**To-do list:**
1. Copy the passage of the Oahu renovation article between "Gabriel Dilworth –" and "the Pacific Ocean.", inclusive.
2. Continue the article about the Oahu apartment building renovation from where it stops.

**Text:**
>> begin
Gabriel Dilworth – Cirrus Asset Management Inc.
The first part of the renovation didn’t make the tenants happy, and Gabriel Dilworth could understand. After all, nobody appreciates their views being blocked by tarp. Not when the vista includes the Pacific Ocean.
But this six-story apartment building on the island of Oahu had aged beyond its 40-plus years—worn by a combination of deferred maintenance and the relentless Hawaiian sun.
An exterior and interior overhaul was long overdue, and with Dilworth in charge of construction management for the new owner—Los Angeles-based Cirrus Asset Management Inc.—the process that commenced in September 2019 has been proceeding as efficiently as possible.
“No big board of directors you have to deal with here,” the friendly Dilworth tells Blueprint late last year. “Just a couple emails and we’ve got the go-ahead on some cool projects that other companies might hesitate to take on.”
Now past its midpoint, the renovation includes a new exterior that will better fend off the elements, maximize energy efficiency and be aesthetically pleasing to boot. Faux wood cladding, a new paint scheme and modern windows on all four sides will make this look like new construction.
>> end
**Provided material:**
>> begin
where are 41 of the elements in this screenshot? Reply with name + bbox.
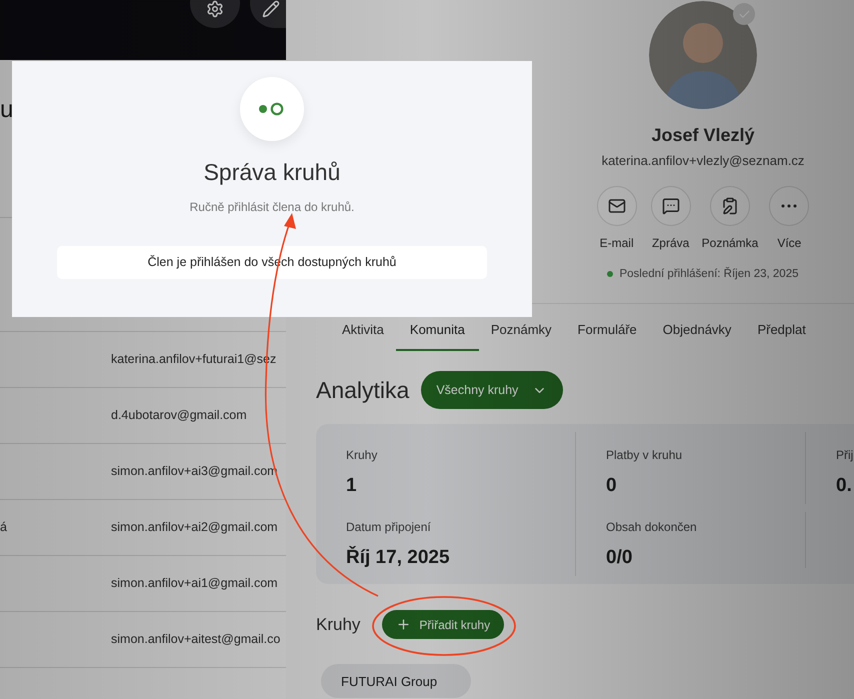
stat-label: Kruhy (346, 447, 378, 464)
tab[interactable]: Komunita (396, 320, 479, 352)
stat-label: Přij (836, 447, 854, 464)
tab[interactable]: Objednávky (662, 320, 732, 352)
email-cell-text: simon.anfilov+ai1@gmail.com (111, 575, 278, 592)
stat-value: 1 (346, 474, 358, 498)
stat-value: 0. (836, 474, 853, 498)
plus-icon (396, 617, 412, 632)
chat-icon (662, 196, 680, 214)
section-title: Kruhy (316, 614, 360, 636)
section-title: Analytika (316, 376, 410, 405)
mail-icon (608, 196, 626, 214)
settings-icon (206, 0, 224, 18)
circle-filter-dropdown[interactable]: Všechny kruhy (421, 371, 564, 410)
stat-label: Datum připojení (346, 519, 432, 536)
circles-icon (258, 102, 286, 116)
more-icon (781, 204, 798, 208)
clipboard-pen-icon (720, 196, 739, 214)
stat-value: Říj 17, 2025 (346, 545, 451, 570)
email-cell-text: d.4ubotarov@gmail.com (111, 407, 247, 424)
stat-label: Platby v kruhu (606, 447, 684, 464)
tab[interactable]: Poznámky (490, 320, 552, 352)
tab[interactable]: Formuláře (578, 320, 637, 352)
stat-value: 0 (606, 474, 618, 498)
email-cell-text: simon.anfilov+ai2@gmail.com (111, 519, 278, 536)
assign-circles-button[interactable]: Přiřadit kruhy (382, 610, 504, 640)
last-login: Poslední přihlášení: Říjen 23, 2025 (619, 266, 798, 282)
modal-title: Správa kruhů (204, 158, 340, 187)
pencil-icon (262, 0, 280, 18)
circle-chip: FUTURAI Group (321, 664, 471, 698)
member-email: katerina.anfilov+vlezly@seznam.cz (602, 152, 804, 170)
tab[interactable]: Aktivita (342, 320, 384, 352)
action-button[interactable]: Poznámka (702, 186, 758, 252)
email-cell-text: simon.anfilov+aitest@gmail.co (111, 631, 280, 648)
modal-subtitle: Ručně přihlásit člena do kruhů. (190, 198, 354, 216)
list-heading: u (0, 95, 14, 125)
member-name: Josef Vlezlý (651, 124, 755, 147)
name-cell: á (0, 520, 7, 534)
stat-value: 0/0 (606, 546, 634, 570)
tab[interactable]: Předplat (757, 320, 806, 352)
stat-label: Obsah dokončen (606, 519, 698, 536)
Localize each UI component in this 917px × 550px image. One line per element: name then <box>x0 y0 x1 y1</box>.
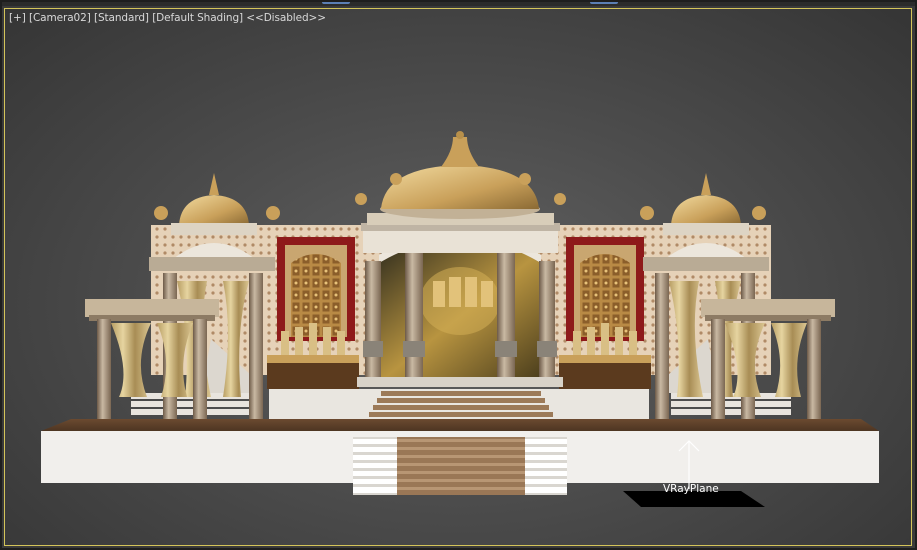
stage-model-render <box>41 131 879 507</box>
center-upper-stairs <box>269 389 649 419</box>
center-pavilion <box>355 131 566 387</box>
toolbar-tab[interactable] <box>590 0 618 4</box>
stage-floor <box>41 419 879 431</box>
top-toolbar-strip <box>0 0 917 6</box>
vray-plane-label[interactable]: VRayPlane <box>663 483 719 495</box>
toolbar-tab[interactable] <box>322 0 350 4</box>
front-stairs <box>353 437 567 495</box>
camera-viewport[interactable]: [+] [Camera02] [Standard] [Default Shadi… <box>4 8 912 546</box>
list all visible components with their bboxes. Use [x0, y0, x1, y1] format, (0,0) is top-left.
>> end
**Answer set:**
1.
Gabriel Dilworth – Cirrus Asset Management Inc.
The first part of the renovation didn’t make the tenants happy, and Gabriel Dilworth could understand. After all, nobody appreciates their views being blocked by tarp. Not when the vista includes the Pacific Ocean.

2.
Inside, the seven-story elevator is being updated and the 32 residential units renovated, the pace picked up when tenants depart. As for the tenants who are staying in place, Cirrus has been mitigating their inconveniences, covering and sometimes washing their cars when construction kicks up too much dust.
“The most challenging part of the operation is maintaining the property’s cash flow, and that means being respectful of the tenants,” Dilworth says. “But they’ll be the ones who will really appreciate what we’ve done.”
It’s the kind of construction Dilworth seems to enjoy most, the before-and-after look offering tangible proof of Cirrus’ capabilities as an innovative property manager on the residential and commercial front.
There’s a benefit to being a value-add specialist, he likes to say, and there seems no shortage of such projects that Cirrus can invest in in its strongholds of California, Texas and Hawaii. The company also manages projects and buildings for institutional and private owners as well as syndicated partnerships in Colorado, Washington, Wyoming and Utah, and expects to enlarge its footprint.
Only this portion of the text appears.